WORKING DATA.
-- Start --

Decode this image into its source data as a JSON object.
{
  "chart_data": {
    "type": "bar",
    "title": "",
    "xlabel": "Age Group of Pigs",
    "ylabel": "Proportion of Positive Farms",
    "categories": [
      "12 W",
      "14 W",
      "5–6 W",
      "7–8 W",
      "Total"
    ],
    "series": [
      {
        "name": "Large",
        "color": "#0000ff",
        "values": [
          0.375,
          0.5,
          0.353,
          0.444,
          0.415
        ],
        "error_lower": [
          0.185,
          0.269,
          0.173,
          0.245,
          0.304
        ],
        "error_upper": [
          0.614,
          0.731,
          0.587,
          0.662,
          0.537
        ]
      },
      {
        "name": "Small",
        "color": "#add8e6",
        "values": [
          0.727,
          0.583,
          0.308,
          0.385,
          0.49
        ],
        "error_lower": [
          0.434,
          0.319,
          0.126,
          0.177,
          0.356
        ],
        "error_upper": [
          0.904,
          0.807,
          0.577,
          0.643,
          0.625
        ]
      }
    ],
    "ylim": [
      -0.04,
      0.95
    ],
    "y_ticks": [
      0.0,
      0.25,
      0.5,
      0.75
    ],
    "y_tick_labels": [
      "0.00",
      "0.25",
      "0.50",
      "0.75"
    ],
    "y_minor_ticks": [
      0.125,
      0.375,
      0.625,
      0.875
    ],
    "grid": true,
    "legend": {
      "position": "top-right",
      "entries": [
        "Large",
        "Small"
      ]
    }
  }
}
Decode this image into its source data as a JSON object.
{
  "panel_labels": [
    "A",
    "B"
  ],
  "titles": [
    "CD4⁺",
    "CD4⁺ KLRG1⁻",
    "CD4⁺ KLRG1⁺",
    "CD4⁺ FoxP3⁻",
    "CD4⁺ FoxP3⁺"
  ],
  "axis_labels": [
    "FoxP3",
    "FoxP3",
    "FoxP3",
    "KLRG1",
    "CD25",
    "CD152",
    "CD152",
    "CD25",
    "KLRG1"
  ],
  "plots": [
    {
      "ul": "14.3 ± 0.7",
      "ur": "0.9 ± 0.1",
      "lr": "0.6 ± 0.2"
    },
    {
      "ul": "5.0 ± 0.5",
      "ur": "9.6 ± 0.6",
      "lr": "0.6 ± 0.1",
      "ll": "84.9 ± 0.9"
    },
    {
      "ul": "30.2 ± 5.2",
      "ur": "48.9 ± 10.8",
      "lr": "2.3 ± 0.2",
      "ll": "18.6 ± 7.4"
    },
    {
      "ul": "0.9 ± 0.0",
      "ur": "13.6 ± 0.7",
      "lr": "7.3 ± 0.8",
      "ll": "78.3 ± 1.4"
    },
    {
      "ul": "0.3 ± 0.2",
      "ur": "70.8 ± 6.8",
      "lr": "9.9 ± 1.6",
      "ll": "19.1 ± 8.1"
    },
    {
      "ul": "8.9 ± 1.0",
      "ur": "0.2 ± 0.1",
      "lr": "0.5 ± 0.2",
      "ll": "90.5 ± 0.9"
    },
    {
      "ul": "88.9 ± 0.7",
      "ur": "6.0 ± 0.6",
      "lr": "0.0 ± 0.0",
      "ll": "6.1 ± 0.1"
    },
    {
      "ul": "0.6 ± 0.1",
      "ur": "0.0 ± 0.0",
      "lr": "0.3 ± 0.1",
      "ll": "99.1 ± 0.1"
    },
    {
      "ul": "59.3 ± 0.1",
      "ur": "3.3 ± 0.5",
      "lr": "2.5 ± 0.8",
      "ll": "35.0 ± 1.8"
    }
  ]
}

-- End --

JOB. Give the complete listing a second time, exactly as it reads.

EXPECTED ANSWER.
Decode this image into its source data as a JSON object.
{
  "chart_data": {
    "type": "bar",
    "title": "",
    "xlabel": "Age Group of Pigs",
    "ylabel": "Proportion of Positive Farms",
    "categories": [
      "12 W",
      "14 W",
      "5–6 W",
      "7–8 W",
      "Total"
    ],
    "series": [
      {
        "name": "Large",
        "color": "#0000ff",
        "values": [
          0.375,
          0.5,
          0.353,
          0.444,
          0.415
        ],
        "error_lower": [
          0.185,
          0.269,
          0.173,
          0.245,
          0.304
        ],
        "error_upper": [
          0.614,
          0.731,
          0.587,
          0.662,
          0.537
        ]
      },
      {
        "name": "Small",
        "color": "#add8e6",
        "values": [
          0.727,
          0.583,
          0.308,
          0.385,
          0.49
        ],
        "error_lower": [
          0.434,
          0.319,
          0.126,
          0.177,
          0.356
        ],
        "error_upper": [
          0.904,
          0.807,
          0.577,
          0.643,
          0.625
        ]
      }
    ],
    "ylim": [
      -0.04,
      0.95
    ],
    "y_ticks": [
      0.0,
      0.25,
      0.5,
      0.75
    ],
    "y_tick_labels": [
      "0.00",
      "0.25",
      "0.50",
      "0.75"
    ],
    "y_minor_ticks": [
      0.125,
      0.375,
      0.625,
      0.875
    ],
    "grid": true,
    "legend": {
      "position": "top-right",
      "entries": [
        "Large",
        "Small"
      ]
    }
  }
}
Decode this image into its source data as a JSON object.
{
  "panel_labels": [
    "A",
    "B"
  ],
  "titles": [
    "CD4⁺",
    "CD4⁺ KLRG1⁻",
    "CD4⁺ KLRG1⁺",
    "CD4⁺ FoxP3⁻",
    "CD4⁺ FoxP3⁺"
  ],
  "axis_labels": [
    "FoxP3",
    "FoxP3",
    "FoxP3",
    "KLRG1",
    "CD25",
    "CD152",
    "CD152",
    "CD25",
    "KLRG1"
  ],
  "plots": [
    {
      "ul": "14.3 ± 0.7",
      "ur": "0.9 ± 0.1",
      "lr": "0.6 ± 0.2"
    },
    {
      "ul": "5.0 ± 0.5",
      "ur": "9.6 ± 0.6",
      "lr": "0.6 ± 0.1",
      "ll": "84.9 ± 0.9"
    },
    {
      "ul": "30.2 ± 5.2",
      "ur": "48.9 ± 10.8",
      "lr": "2.3 ± 0.2",
      "ll": "18.6 ± 7.4"
    },
    {
      "ul": "0.9 ± 0.0",
      "ur": "13.6 ± 0.7",
      "lr": "7.3 ± 0.8",
      "ll": "78.3 ± 1.4"
    },
    {
      "ul": "0.3 ± 0.2",
      "ur": "70.8 ± 6.8",
      "lr": "9.9 ± 1.6",
      "ll": "19.1 ± 8.1"
    },
    {
      "ul": "8.9 ± 1.0",
      "ur": "0.2 ± 0.1",
      "lr": "0.5 ± 0.2",
      "ll": "90.5 ± 0.9"
    },
    {
      "ul": "88.9 ± 0.7",
      "ur": "6.0 ± 0.6",
      "lr": "0.0 ± 0.0",
      "ll": "6.1 ± 0.1"
    },
    {
      "ul": "0.6 ± 0.1",
      "ur": "0.0 ± 0.0",
      "lr": "0.3 ± 0.1",
      "ll": "99.1 ± 0.1"
    },
    {
      "ul": "59.3 ± 0.1",
      "ur": "3.3 ± 0.5",
      "lr": "2.5 ± 0.8",
      "ll": "35.0 ± 1.8"
    }
  ]
}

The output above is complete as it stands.